What is being asked >>
Copy each of the following rows word for word, with no changes.

Data extract >>
# # # # # # #

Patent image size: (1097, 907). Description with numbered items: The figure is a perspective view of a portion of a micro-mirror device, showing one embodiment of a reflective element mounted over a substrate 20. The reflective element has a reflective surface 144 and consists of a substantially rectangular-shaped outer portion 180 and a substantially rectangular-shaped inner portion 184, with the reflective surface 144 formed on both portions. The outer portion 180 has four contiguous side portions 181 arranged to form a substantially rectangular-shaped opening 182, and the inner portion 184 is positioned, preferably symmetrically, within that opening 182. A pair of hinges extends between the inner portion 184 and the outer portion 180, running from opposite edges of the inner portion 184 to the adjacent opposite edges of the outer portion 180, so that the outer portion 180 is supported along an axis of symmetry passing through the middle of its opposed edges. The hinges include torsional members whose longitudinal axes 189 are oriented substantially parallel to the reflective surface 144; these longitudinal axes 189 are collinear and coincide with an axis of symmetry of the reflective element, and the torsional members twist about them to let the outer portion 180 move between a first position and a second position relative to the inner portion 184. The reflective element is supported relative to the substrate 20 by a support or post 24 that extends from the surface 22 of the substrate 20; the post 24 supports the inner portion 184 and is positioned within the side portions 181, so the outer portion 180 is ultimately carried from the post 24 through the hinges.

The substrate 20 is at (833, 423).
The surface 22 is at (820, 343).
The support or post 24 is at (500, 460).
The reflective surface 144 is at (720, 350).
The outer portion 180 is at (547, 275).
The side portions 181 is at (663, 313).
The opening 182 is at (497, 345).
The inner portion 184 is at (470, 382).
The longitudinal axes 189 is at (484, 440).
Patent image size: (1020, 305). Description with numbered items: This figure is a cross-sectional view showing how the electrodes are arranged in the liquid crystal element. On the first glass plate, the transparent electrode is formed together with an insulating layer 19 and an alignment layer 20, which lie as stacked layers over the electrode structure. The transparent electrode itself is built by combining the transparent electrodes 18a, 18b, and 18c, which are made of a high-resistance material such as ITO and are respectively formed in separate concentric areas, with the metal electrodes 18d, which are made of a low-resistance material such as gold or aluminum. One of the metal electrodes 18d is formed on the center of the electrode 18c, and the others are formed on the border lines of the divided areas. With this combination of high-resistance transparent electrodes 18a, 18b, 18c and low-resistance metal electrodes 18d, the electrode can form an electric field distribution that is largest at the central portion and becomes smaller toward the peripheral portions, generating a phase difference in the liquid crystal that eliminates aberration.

# # # # # # #

Task result >>
Patent image size: (1097, 907). Description with numbered items: The figure is a perspective view of a portion of a micro-mirror device, showing one embodiment of a reflective element mounted over a substrate 20. The reflective element has a reflective surface 144 and consists of a substantially rectangular-shaped outer portion 180 and a substantially rectangular-shaped inner portion 184, with the reflective surface 144 formed on both portions. The outer portion 180 has four contiguous side portions 181 arranged to form a substantially rectangular-shaped opening 182, and the inner portion 184 is positioned, preferably symmetrically, within that opening 182. A pair of hinges extends between the inner portion 184 and the outer portion 180, running from opposite edges of the inner portion 184 to the adjacent opposite edges of the outer portion 180, so that the outer portion 180 is supported along an axis of symmetry passing through the middle of its opposed edges. The hinges include torsional members whose longitudinal axes 189 are oriented substantially parallel to the reflective surface 144; these longitudinal axes 189 are collinear and coincide with an axis of symmetry of the reflective element, and the torsional members twist about them to let the outer portion 180 move between a first position and a second position relative to the inner portion 184. The reflective element is supported relative to the substrate 20 by a support or post 24 that extends from the surface 22 of the substrate 20; the post 24 supports the inner portion 184 and is positioned within the side portions 181, so the outer portion 180 is ultimately carried from the post 24 through the hinges.

The substrate 20 is at (833, 423).
The surface 22 is at (820, 343).
The support or post 24 is at (500, 460).
The reflective surface 144 is at (720, 350).
The outer portion 180 is at (547, 275).
The side portions 181 is at (663, 313).
The opening 182 is at (497, 345).
The inner portion 184 is at (470, 382).
The longitudinal axes 189 is at (484, 440).
Patent image size: (1020, 305). Description with numbered items: This figure is a cross-sectional view showing how the electrodes are arranged in the liquid crystal element. On the first glass plate, the transparent electrode is formed together with an insulating layer 19 and an alignment layer 20, which lie as stacked layers over the electrode structure. The transparent electrode itself is built by combining the transparent electrodes 18a, 18b, and 18c, which are made of a high-resistance material such as ITO and are respectively formed in separate concentric areas, with the metal electrodes 18d, which are made of a low-resistance material such as gold or aluminum. One of the metal electrodes 18d is formed on the center of the electrode 18c, and the others are formed on the border lines of the divided areas. With this combination of high-resistance transparent electrodes 18a, 18b, 18c and low-resistance metal electrodes 18d, the electrode can form an electric field distribution that is largest at the central portion and becomes smaller toward the peripheral portions, generating a phase difference in the liquid crystal that eliminates aberration.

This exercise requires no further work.